_PROBLEM DESCRIPTION_. Reproduce the full listing that appears beneath this instruction exactly.

Figure collection entries:

-- Start --

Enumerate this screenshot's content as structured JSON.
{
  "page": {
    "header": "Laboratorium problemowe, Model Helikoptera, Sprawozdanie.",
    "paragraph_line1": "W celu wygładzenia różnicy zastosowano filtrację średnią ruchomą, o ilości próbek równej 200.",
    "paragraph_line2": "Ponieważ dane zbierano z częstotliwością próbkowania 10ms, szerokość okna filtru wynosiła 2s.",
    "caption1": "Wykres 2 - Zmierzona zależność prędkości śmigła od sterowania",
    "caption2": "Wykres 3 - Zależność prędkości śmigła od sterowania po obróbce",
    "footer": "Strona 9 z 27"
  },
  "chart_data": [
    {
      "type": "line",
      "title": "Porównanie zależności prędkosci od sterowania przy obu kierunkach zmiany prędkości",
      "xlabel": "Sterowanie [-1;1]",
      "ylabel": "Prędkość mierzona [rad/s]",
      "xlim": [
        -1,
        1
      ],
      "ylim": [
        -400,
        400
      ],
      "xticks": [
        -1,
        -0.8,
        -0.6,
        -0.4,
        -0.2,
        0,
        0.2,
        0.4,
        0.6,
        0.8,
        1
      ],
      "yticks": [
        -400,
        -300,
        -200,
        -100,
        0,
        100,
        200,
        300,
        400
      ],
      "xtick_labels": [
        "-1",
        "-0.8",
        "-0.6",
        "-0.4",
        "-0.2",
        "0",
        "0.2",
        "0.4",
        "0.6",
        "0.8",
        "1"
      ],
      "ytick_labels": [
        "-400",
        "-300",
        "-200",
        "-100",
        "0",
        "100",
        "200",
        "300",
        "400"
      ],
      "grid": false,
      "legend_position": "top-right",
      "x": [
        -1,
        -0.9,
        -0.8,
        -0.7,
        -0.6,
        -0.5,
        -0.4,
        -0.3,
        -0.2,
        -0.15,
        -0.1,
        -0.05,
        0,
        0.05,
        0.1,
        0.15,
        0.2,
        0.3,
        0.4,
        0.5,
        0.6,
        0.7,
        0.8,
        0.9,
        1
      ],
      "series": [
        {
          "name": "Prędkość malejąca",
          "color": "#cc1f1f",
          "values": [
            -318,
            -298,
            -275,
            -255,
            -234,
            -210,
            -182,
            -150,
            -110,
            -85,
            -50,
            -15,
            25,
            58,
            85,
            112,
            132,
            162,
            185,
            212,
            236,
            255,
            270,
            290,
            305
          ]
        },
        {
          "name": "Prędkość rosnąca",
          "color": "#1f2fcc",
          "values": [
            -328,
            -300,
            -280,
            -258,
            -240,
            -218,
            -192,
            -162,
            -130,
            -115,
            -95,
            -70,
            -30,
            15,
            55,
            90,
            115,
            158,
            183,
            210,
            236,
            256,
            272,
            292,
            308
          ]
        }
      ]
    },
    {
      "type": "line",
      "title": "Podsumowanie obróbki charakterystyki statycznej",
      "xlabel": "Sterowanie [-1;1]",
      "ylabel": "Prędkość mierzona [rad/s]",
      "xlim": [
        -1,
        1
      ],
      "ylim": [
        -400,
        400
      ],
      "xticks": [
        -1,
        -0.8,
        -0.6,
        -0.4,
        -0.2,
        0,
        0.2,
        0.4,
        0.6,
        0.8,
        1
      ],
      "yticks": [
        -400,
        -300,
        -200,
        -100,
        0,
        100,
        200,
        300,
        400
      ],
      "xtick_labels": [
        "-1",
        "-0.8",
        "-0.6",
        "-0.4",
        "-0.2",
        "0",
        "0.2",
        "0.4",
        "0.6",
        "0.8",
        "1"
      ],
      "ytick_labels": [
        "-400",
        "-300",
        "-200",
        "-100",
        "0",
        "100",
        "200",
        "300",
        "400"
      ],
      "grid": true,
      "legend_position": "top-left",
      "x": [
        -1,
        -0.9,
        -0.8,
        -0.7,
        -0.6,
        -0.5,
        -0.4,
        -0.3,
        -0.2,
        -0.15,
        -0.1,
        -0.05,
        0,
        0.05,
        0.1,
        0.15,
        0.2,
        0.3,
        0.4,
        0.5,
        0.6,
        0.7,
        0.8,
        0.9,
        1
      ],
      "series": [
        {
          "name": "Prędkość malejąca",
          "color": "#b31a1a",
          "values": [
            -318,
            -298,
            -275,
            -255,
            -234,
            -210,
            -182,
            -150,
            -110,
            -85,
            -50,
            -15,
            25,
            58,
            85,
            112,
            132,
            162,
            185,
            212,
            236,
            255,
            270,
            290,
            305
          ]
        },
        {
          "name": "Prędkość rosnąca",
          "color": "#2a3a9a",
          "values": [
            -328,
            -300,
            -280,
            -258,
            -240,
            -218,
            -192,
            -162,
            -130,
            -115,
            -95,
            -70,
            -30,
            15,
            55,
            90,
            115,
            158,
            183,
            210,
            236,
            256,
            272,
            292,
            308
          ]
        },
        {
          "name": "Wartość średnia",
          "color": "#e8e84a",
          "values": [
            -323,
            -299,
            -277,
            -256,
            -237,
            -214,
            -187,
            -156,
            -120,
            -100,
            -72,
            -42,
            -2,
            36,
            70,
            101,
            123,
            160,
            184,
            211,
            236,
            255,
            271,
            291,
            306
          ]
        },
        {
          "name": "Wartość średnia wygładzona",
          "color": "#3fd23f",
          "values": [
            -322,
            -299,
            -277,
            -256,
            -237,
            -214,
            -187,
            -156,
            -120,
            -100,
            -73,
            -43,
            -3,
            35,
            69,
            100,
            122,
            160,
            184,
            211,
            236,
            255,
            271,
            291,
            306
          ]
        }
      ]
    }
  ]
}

-- End --

_FINAL ANSWER_.
Enumerate this screenshot's content as structured JSON.
{
  "page": {
    "header": "Laboratorium problemowe, Model Helikoptera, Sprawozdanie.",
    "paragraph_line1": "W celu wygładzenia różnicy zastosowano filtrację średnią ruchomą, o ilości próbek równej 200.",
    "paragraph_line2": "Ponieważ dane zbierano z częstotliwością próbkowania 10ms, szerokość okna filtru wynosiła 2s.",
    "caption1": "Wykres 2 - Zmierzona zależność prędkości śmigła od sterowania",
    "caption2": "Wykres 3 - Zależność prędkości śmigła od sterowania po obróbce",
    "footer": "Strona 9 z 27"
  },
  "chart_data": [
    {
      "type": "line",
      "title": "Porównanie zależności prędkosci od sterowania przy obu kierunkach zmiany prędkości",
      "xlabel": "Sterowanie [-1;1]",
      "ylabel": "Prędkość mierzona [rad/s]",
      "xlim": [
        -1,
        1
      ],
      "ylim": [
        -400,
        400
      ],
      "xticks": [
        -1,
        -0.8,
        -0.6,
        -0.4,
        -0.2,
        0,
        0.2,
        0.4,
        0.6,
        0.8,
        1
      ],
      "yticks": [
        -400,
        -300,
        -200,
        -100,
        0,
        100,
        200,
        300,
        400
      ],
      "xtick_labels": [
        "-1",
        "-0.8",
        "-0.6",
        "-0.4",
        "-0.2",
        "0",
        "0.2",
        "0.4",
        "0.6",
        "0.8",
        "1"
      ],
      "ytick_labels": [
        "-400",
        "-300",
        "-200",
        "-100",
        "0",
        "100",
        "200",
        "300",
        "400"
      ],
      "grid": false,
      "legend_position": "top-right",
      "x": [
        -1,
        -0.9,
        -0.8,
        -0.7,
        -0.6,
        -0.5,
        -0.4,
        -0.3,
        -0.2,
        -0.15,
        -0.1,
        -0.05,
        0,
        0.05,
        0.1,
        0.15,
        0.2,
        0.3,
        0.4,
        0.5,
        0.6,
        0.7,
        0.8,
        0.9,
        1
      ],
      "series": [
        {
          "name": "Prędkość malejąca",
          "color": "#cc1f1f",
          "values": [
            -318,
            -298,
            -275,
            -255,
            -234,
            -210,
            -182,
            -150,
            -110,
            -85,
            -50,
            -15,
            25,
            58,
            85,
            112,
            132,
            162,
            185,
            212,
            236,
            255,
            270,
            290,
            305
          ]
        },
        {
          "name": "Prędkość rosnąca",
          "color": "#1f2fcc",
          "values": [
            -328,
            -300,
            -280,
            -258,
            -240,
            -218,
            -192,
            -162,
            -130,
            -115,
            -95,
            -70,
            -30,
            15,
            55,
            90,
            115,
            158,
            183,
            210,
            236,
            256,
            272,
            292,
            308
          ]
        }
      ]
    },
    {
      "type": "line",
      "title": "Podsumowanie obróbki charakterystyki statycznej",
      "xlabel": "Sterowanie [-1;1]",
      "ylabel": "Prędkość mierzona [rad/s]",
      "xlim": [
        -1,
        1
      ],
      "ylim": [
        -400,
        400
      ],
      "xticks": [
        -1,
        -0.8,
        -0.6,
        -0.4,
        -0.2,
        0,
        0.2,
        0.4,
        0.6,
        0.8,
        1
      ],
      "yticks": [
        -400,
        -300,
        -200,
        -100,
        0,
        100,
        200,
        300,
        400
      ],
      "xtick_labels": [
        "-1",
        "-0.8",
        "-0.6",
        "-0.4",
        "-0.2",
        "0",
        "0.2",
        "0.4",
        "0.6",
        "0.8",
        "1"
      ],
      "ytick_labels": [
        "-400",
        "-300",
        "-200",
        "-100",
        "0",
        "100",
        "200",
        "300",
        "400"
      ],
      "grid": true,
      "legend_position": "top-left",
      "x": [
        -1,
        -0.9,
        -0.8,
        -0.7,
        -0.6,
        -0.5,
        -0.4,
        -0.3,
        -0.2,
        -0.15,
        -0.1,
        -0.05,
        0,
        0.05,
        0.1,
        0.15,
        0.2,
        0.3,
        0.4,
        0.5,
        0.6,
        0.7,
        0.8,
        0.9,
        1
      ],
      "series": [
        {
          "name": "Prędkość malejąca",
          "color": "#b31a1a",
          "values": [
            -318,
            -298,
            -275,
            -255,
            -234,
            -210,
            -182,
            -150,
            -110,
            -85,
            -50,
            -15,
            25,
            58,
            85,
            112,
            132,
            162,
            185,
            212,
            236,
            255,
            270,
            290,
            305
          ]
        },
        {
          "name": "Prędkość rosnąca",
          "color": "#2a3a9a",
          "values": [
            -328,
            -300,
            -280,
            -258,
            -240,
            -218,
            -192,
            -162,
            -130,
            -115,
            -95,
            -70,
            -30,
            15,
            55,
            90,
            115,
            158,
            183,
            210,
            236,
            256,
            272,
            292,
            308
          ]
        },
        {
          "name": "Wartość średnia",
          "color": "#e8e84a",
          "values": [
            -323,
            -299,
            -277,
            -256,
            -237,
            -214,
            -187,
            -156,
            -120,
            -100,
            -72,
            -42,
            -2,
            36,
            70,
            101,
            123,
            160,
            184,
            211,
            236,
            255,
            271,
            291,
            306
          ]
        },
        {
          "name": "Wartość średnia wygładzona",
          "color": "#3fd23f",
          "values": [
            -322,
            -299,
            -277,
            -256,
            -237,
            -214,
            -187,
            -156,
            -120,
            -100,
            -73,
            -43,
            -3,
            35,
            69,
            100,
            122,
            160,
            184,
            211,
            236,
            255,
            271,
            291,
            306
          ]
        }
      ]
    }
  ]
}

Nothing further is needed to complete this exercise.